◆ What is asked
Output every line of the records below as a JSON list of strings, one string per line, with blank lines left out and the pictures excluded.
━━━━━━━━━━
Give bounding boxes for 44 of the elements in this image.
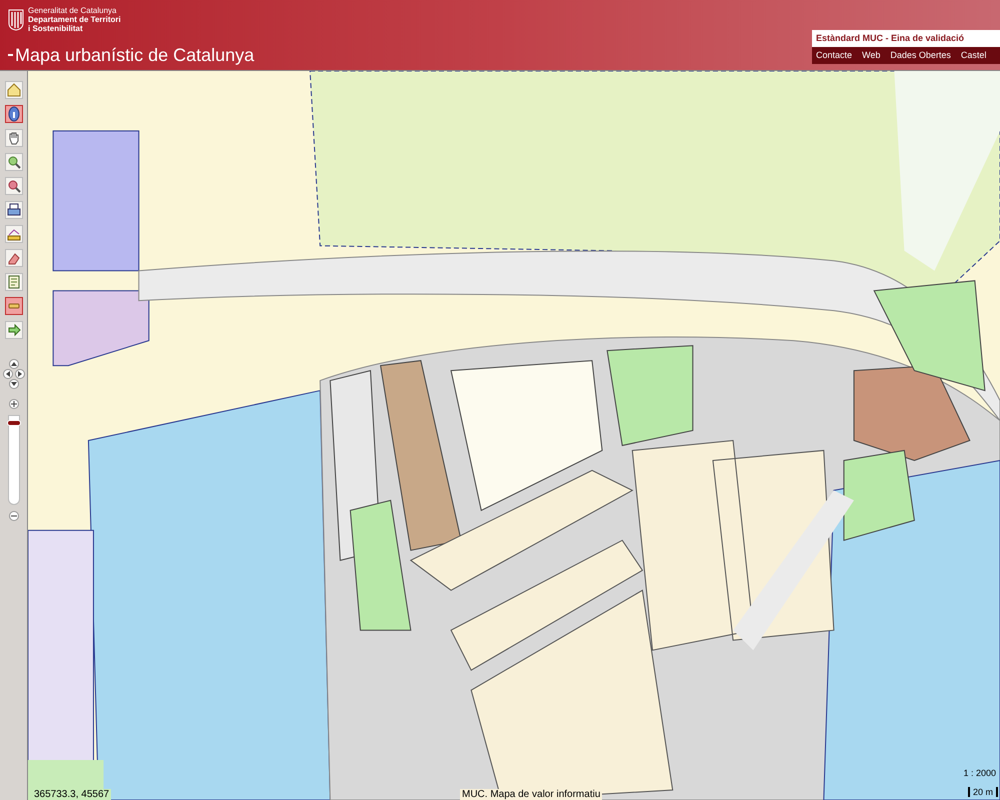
left-arrow-icon xyxy=(4,371,10,377)
department-name: Generalitat de Catalunya xyxy=(28,6,118,15)
pan-down-button[interactable] xyxy=(8,379,18,389)
scale-ratio: 1 : 2000 xyxy=(963,768,996,778)
up-arrow-icon xyxy=(10,361,16,367)
tool-title: Estàndard MUC - Eina de validació xyxy=(812,30,1000,47)
page-title: Mapa urbanístic de Catalunya xyxy=(15,45,254,65)
nav-link[interactable]: Contacte xyxy=(816,48,852,62)
tool-button[interactable] xyxy=(4,105,22,123)
home-icon xyxy=(6,82,22,98)
coordinates-readout: 365733.3, 45567 xyxy=(32,789,112,800)
tool-button[interactable] xyxy=(4,153,22,171)
zoom-in-icon xyxy=(6,154,22,170)
nav-link[interactable]: Castel xyxy=(960,48,986,62)
zoom-out-icon xyxy=(6,178,22,194)
tool-button[interactable] xyxy=(4,225,22,243)
scale-bar: 20 m xyxy=(968,787,998,797)
pan-left-button[interactable] xyxy=(2,369,12,379)
coat-of-arms-icon xyxy=(8,8,24,30)
tool-button[interactable] xyxy=(4,249,22,267)
pan-right-button[interactable] xyxy=(14,369,24,379)
zoom-slider-track[interactable] xyxy=(8,415,20,505)
nav-link[interactable]: Dades Obertes xyxy=(890,48,951,62)
arrow-icon xyxy=(6,322,22,338)
right-arrow-icon xyxy=(16,371,22,377)
zoom-in-button[interactable] xyxy=(8,399,18,409)
info-icon xyxy=(6,106,22,122)
nav-link[interactable]: Web xyxy=(862,48,880,62)
tool-button[interactable] xyxy=(4,321,22,339)
zoom-out-button[interactable] xyxy=(8,511,18,521)
department-name: Departament de Territori xyxy=(28,15,121,24)
down-arrow-icon xyxy=(10,381,16,387)
tool-button[interactable] xyxy=(4,201,22,219)
minus-icon xyxy=(10,513,16,519)
department-name: i Sostenibilitat xyxy=(28,24,84,33)
plus-icon xyxy=(10,401,16,407)
print-icon xyxy=(6,202,22,218)
legend-icon xyxy=(6,274,22,290)
pan-up-button[interactable] xyxy=(8,359,18,369)
tool-button[interactable] xyxy=(4,177,22,195)
tool-button[interactable] xyxy=(4,129,22,147)
map-notice: MUC. Mapa de valor informatiu xyxy=(460,789,602,800)
zoom-slider-thumb[interactable] xyxy=(6,420,20,426)
tool-button[interactable] xyxy=(4,273,22,291)
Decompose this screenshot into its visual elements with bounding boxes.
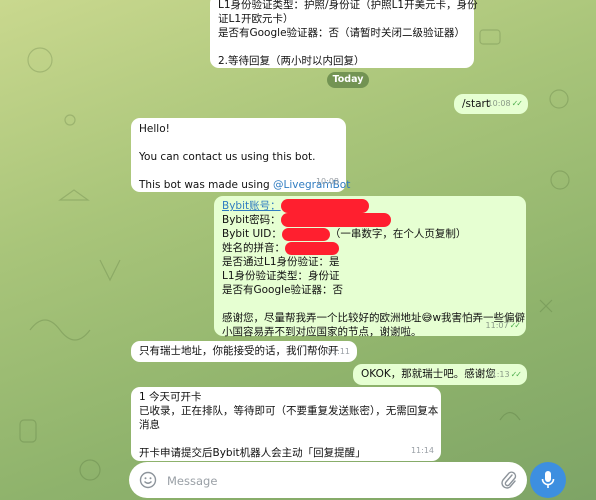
redaction-mark — [281, 227, 330, 241]
message-line: 1 今天可开卡 — [139, 391, 202, 403]
paperclip-icon[interactable] — [500, 470, 518, 490]
message-time: 11:14 — [410, 446, 434, 455]
message-line: L1身份验证类型：护照/身份证（护照L1开美元卡，身份 — [218, 0, 478, 11]
message-line: L1身份验证类型：身份证 — [222, 270, 340, 282]
message-line: Hello! — [139, 123, 170, 135]
message-text: /start — [462, 98, 490, 110]
redaction-mark — [280, 199, 369, 213]
message-line: Bybit UID： （一串数字，在个人页复制） — [222, 227, 467, 241]
message-line: 已收录，正在排队，等待即可（不要重复发送账密），无需回复本 — [139, 405, 439, 417]
message-incoming-hello: Hello! You can contact us using this bot… — [131, 118, 351, 192]
date-divider: Today — [327, 72, 369, 88]
read-ticks-icon: ✓✓ — [510, 370, 522, 379]
message-line — [139, 164, 338, 178]
microphone-button[interactable] — [530, 462, 566, 498]
message-line: 是否有Google验证器：否 — [222, 284, 344, 296]
message-line: Bybit账号： — [222, 199, 518, 213]
read-ticks-icon: ✓✓ — [511, 99, 523, 108]
message-line: 是否有Google验证器：否（请暂时关闭二级验证器） — [218, 27, 466, 39]
message-line: 证L1开欧元卡） — [218, 13, 294, 25]
account-label: Bybit账号： — [222, 200, 281, 212]
emoji-icon[interactable] — [139, 471, 157, 489]
message-line: 是否通过L1身份验证：是 — [222, 256, 340, 268]
message-input[interactable] — [165, 470, 469, 492]
read-ticks-icon: ✓✓ — [509, 321, 521, 330]
message-line: 消息 — [139, 419, 160, 431]
message-line — [139, 432, 433, 446]
message-time: 11:11 — [326, 347, 350, 356]
message-text: 只有瑞士地址，你能接受的话，我们帮你开 — [139, 345, 339, 357]
microphone-icon — [541, 471, 555, 488]
message-line — [218, 40, 466, 54]
redaction-mark — [285, 241, 339, 255]
message-line — [139, 136, 338, 150]
message-line: 小国容易弄不到对应国家的节点，谢谢啦。 — [222, 326, 422, 338]
message-line: You can contact us using this bot. — [139, 151, 316, 163]
message-line: This bot was made using @LivegramBot — [139, 179, 351, 191]
message-outgoing-form: Bybit账号： Bybit密码： Bybit UID： （一串数字，在个人页复制… — [214, 196, 526, 338]
message-line: 感谢您，尽量帮我弄一个比较好的欧洲地址😅w我害怕弄一些偏僻 — [222, 312, 526, 324]
message-incoming-swiss: 只有瑞士地址，你能接受的话，我们帮你开 11:11 — [131, 341, 357, 362]
message-time: 10:08✓✓ — [487, 99, 524, 108]
message-line: 开卡申请提交后Bybit机器人会主动「回复提醒」 — [139, 447, 366, 459]
message-line: 2.等待回复（两小时以内回复） — [218, 55, 365, 67]
message-time: 11:13✓✓ — [486, 370, 523, 379]
redaction-mark — [280, 213, 391, 227]
message-line: 姓名的拼音： — [222, 241, 518, 255]
message-incoming-partial: L1身份验证类型：护照/身份证（护照L1开美元卡，身份 证L1开欧元卡） 是否有… — [210, 0, 478, 68]
message-time: 11:07✓✓ — [485, 321, 522, 330]
message-outgoing-ok: OKOK，那就瑞士吧。感谢您 11:13✓✓ — [353, 364, 527, 385]
sweat-smile-emoji: 😅 — [421, 312, 433, 324]
message-time: 10:08 — [315, 177, 339, 186]
message-composer — [129, 462, 527, 498]
message-outgoing-start: /start 10:08✓✓ — [454, 94, 528, 114]
message-line — [222, 297, 518, 311]
message-text: OKOK，那就瑞士吧。感谢您 — [361, 368, 496, 380]
message-line: Bybit密码： — [222, 213, 518, 227]
message-incoming-queue: 1 今天可开卡 已收录，正在排队，等待即可（不要重复发送账密），无需回复本 消息… — [131, 387, 441, 461]
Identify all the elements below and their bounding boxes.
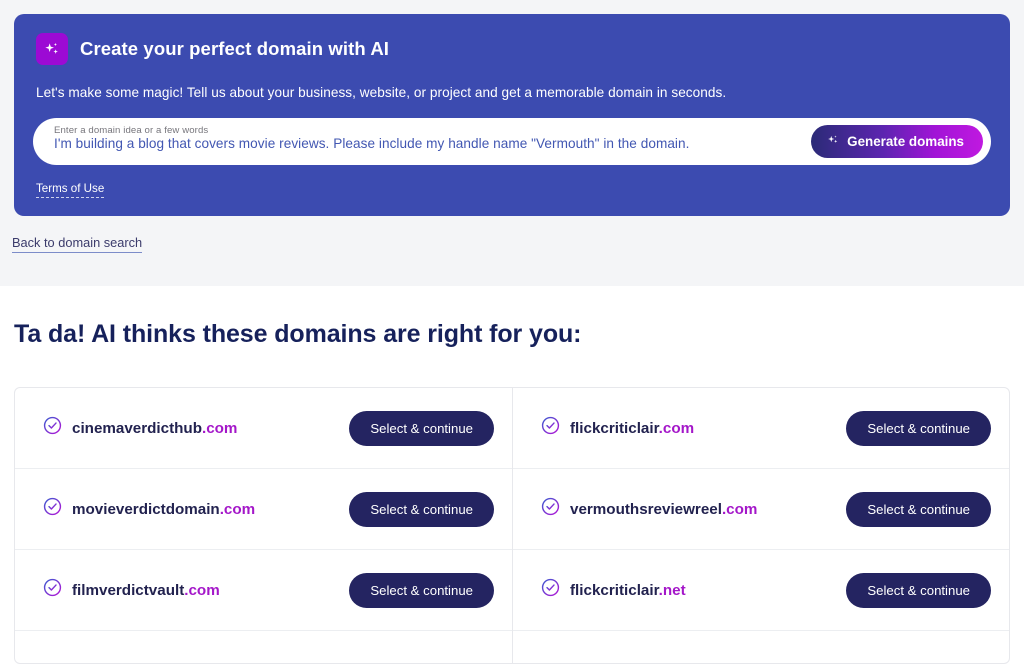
━━━━━━━━━━
◆ Response to the exercise
[
  "Give bounding boxes for 44 of the elements in this image.",
  "left-arrow-icon xyxy=(4,371,10,377)",
  "department-name: Generalitat de Catalunya xyxy=(28,6,118,15)",
  "pan-down-button[interactable] xyxy=(8,379,18,389)",
  "scale-ratio: 1 : 2000 xyxy=(963,768,996,778)",
  "up-arrow-icon xyxy=(10,361,16,367)",
  "tool-title: Estàndard MUC - Eina de validació xyxy=(812,30,1000,47)",
  "page-title: Mapa urbanístic de Catalunya xyxy=(15,45,254,65)",
  "nav-link[interactable]: Contacte xyxy=(816,48,852,62)",
  "tool-button[interactable] xyxy=(4,105,22,123)",
  "home-icon xyxy=(6,82,22,98)",
  "coordinates-readout: 365733.3, 45567 xyxy=(32,789,112,800)",
  "tool-button[interactable] xyxy=(4,153,22,171)",
  "zoom-in-icon xyxy=(6,154,22,170)",
  "nav-link[interactable]: Castel xyxy=(960,48,986,62)",
  "zoom-out-icon xyxy=(6,178,22,194)",
  "tool-button[interactable] xyxy=(4,225,22,243)",
  "scale-bar: 20 m xyxy=(968,787,998,797)",
  "pan-left-button[interactable] xyxy=(2,369,12,379)",
  "coat-of-arms-icon xyxy=(8,8,24,30)",
  "tool-button[interactable] xyxy=(4,249,22,267)",
  "pan-right-button[interactable] xyxy=(14,369,24,379)",
  "zoom-slider-track[interactable] xyxy=(8,415,20,505)",
  "nav-link[interactable]: Dades Obertes xyxy=(890,48,951,62)",
  "arrow-icon xyxy=(6,322,22,338)",
  "right-arrow-icon xyxy=(16,371,22,377)",
  "zoom-in-button[interactable] xyxy=(8,399,18,409)",
  "info-icon xyxy=(6,106,22,122)",
  "nav-link[interactable]: Web xyxy=(862,48,880,62)",
  "tool-button[interactable] xyxy=(4,321,22,339)",
  "zoom-out-button[interactable] xyxy=(8,511,18,521)",
  "department-name: Departament de Territori xyxy=(28,15,121,24)",
  "down-arrow-icon xyxy=(10,381,16,387)",
  "tool-button[interactable] xyxy=(4,201,22,219)",
  "minus-icon xyxy=(10,513,16,519)",
  "department-name: i Sostenibilitat xyxy=(28,24,84,33)",
  "plus-icon xyxy=(10,401,16,407)",
  "print-icon xyxy=(6,202,22,218)",
  "legend-icon xyxy=(6,274,22,290)",
  "pan-up-button[interactable] xyxy=(8,359,18,369)",
  "tool-button[interactable] xyxy=(4,177,22,195)",
  "tool-button[interactable] xyxy=(4,129,22,147)",
  "map-notice: MUC. Mapa de valor informatiu xyxy=(460,789,602,800)",
  "zoom-slider-thumb[interactable] xyxy=(6,420,20,426)",
  "tool-button[interactable] xyxy=(4,273,22,291)",
  "Decompose this screenshot into its visual elements with bounding boxes.",
  "redaction-mark — [281, 227, 330, 241]",
  "message-line: 1 今天可开卡 — [139, 391, 202, 403]",
  "paperclip-icon[interactable] — [500, 470, 518, 490]",
  "message-time: 11:14 — [410, 446, 434, 455]",
  "message-line: L1身份验证类型：护照/身份证（护照L1开美元卡，身份 — [218, 0, 478, 11]",
  "message-line: L1身份验证类型：身份证 — [222, 270, 340, 282]",
  "message-line: Hello! — [139, 123, 170, 135]",
  "message-text: /start — [462, 98, 490, 110]",
  "redaction-mark — [280, 199, 369, 213]",
  "message-line: Bybit UID： （一串数字，在个人页复制） — [222, 227, 467, 241]",
  "message-line: 已收录，正在排队，等待即可（不要重复发送账密），无需回复本 — [139, 405, 439, 417]",
  "message-incoming-hello: Hello! You can contact us using this bot… — [131, 118, 351, 192]",
  "date-divider: Today — [327, 72, 369, 88]",
  "read-ticks-icon: ✓✓ — [510, 370, 522, 379]",
  "message-line — [139, 164, 338, 178]",
  "microphone-button[interactable] — [530, 462, 566, 498]",
  "message-line: 是否有Google验证器：否 — [222, 284, 344, 296]",
  "message-line: Bybit账号： — [222, 199, 518, 213]",
  "read-ticks-icon: ✓✓ — [511, 99, 523, 108]",
  "message-line: 是否有Google验证器：否（请暂时关闭二级验证器） — [218, 27, 466, 39]",
  "message-line: 证L1开欧元卡） — [218, 13, 294, 25]",
  "account-label: Bybit账号： — [222, 200, 281, 212]",
  "emoji-icon[interactable] — [139, 471, 157, 489]",
  "message-line: 是否通过L1身份验证：是 — [222, 256, 340, 268]",
  "message-input[interactable] — [165, 470, 469, 492]",
  "read-ticks-icon: ✓✓ — [509, 321, 521, 330]",
  "message-line: 消息 — [139, 419, 160, 431]",
  "message-line — [139, 432, 433, 446]",
  "message-time: 11:11 — [326, 347, 350, 356]",
  "message-text: 只有瑞士地址，你能接受的话，我们帮你开 — [139, 345, 339, 357]",
  "microphone-icon — [541, 471, 555, 488]",
  "message-line — [218, 40, 466, 54]",
  "redaction-mark — [285, 241, 339, 255]",
  "message-line — [139, 136, 338, 150]",
  "message-line: 小国容易弄不到对应国家的节点，谢谢啦。 — [222, 326, 422, 338]",
  "message-line: You can contact us using this bot. — [139, 151, 316, 163]",
  "message-line: This bot was made using @LivegramBot — [139, 179, 351, 191]",
  "message-outgoing-form: Bybit账号： Bybit密码： Bybit UID： （一串数字，在个人页复制… — [214, 196, 526, 338]",
  "message-line: 感谢您，尽量帮我弄一个比较好的欧洲地址😅w我害怕弄一些偏僻 — [222, 312, 526, 324]",
  "message-incoming-swiss: 只有瑞士地址，你能接受的话，我们帮你开 11:11 — [131, 341, 357, 362]",
  "message-time: 10:08✓✓ — [487, 99, 524, 108]",
  "message-line: 开卡申请提交后Bybit机器人会主动「回复提醒」 — [139, 447, 366, 459]",
  "message-line: 2.等待回复（两小时以内回复） — [218, 55, 365, 67]",
  "message-time: 11:13✓✓ — [486, 370, 523, 379]",
  "redaction-mark — [280, 213, 391, 227]",
  "message-line: 姓名的拼音： — [222, 241, 518, 255]",
  "message-incoming-partial: L1身份验证类型：护照/身份证（护照L1开美元卡，身份 证L1开欧元卡） 是否有… — [210, 0, 478, 68]",
  "message-time: 11:07✓✓ — [485, 321, 522, 330]",
  "message-outgoing-ok: OKOK，那就瑞士吧。感谢您 11:13✓✓ — [353, 364, 527, 385]",
  "sweat-smile-emoji: 😅 — [421, 312, 433, 324]",
  "message-time: 10:08 — [315, 177, 339, 186]",
  "message-composer — [129, 462, 527, 498]",
  "message-outgoing-start: /start 10:08✓✓ — [454, 94, 528, 114]",
  "message-line — [222, 297, 518, 311]",
  "message-text: OKOK，那就瑞士吧。感谢您 — [361, 368, 496, 380]",
  "message-line: Bybit密码： — [222, 213, 518, 227]",
  "message-incoming-queue: 1 今天可开卡 已收录，正在排队，等待即可（不要重复发送账密），无需回复本 消息… — [131, 387, 441, 461]",
  "Identify all the elements below and their bounding boxes."
]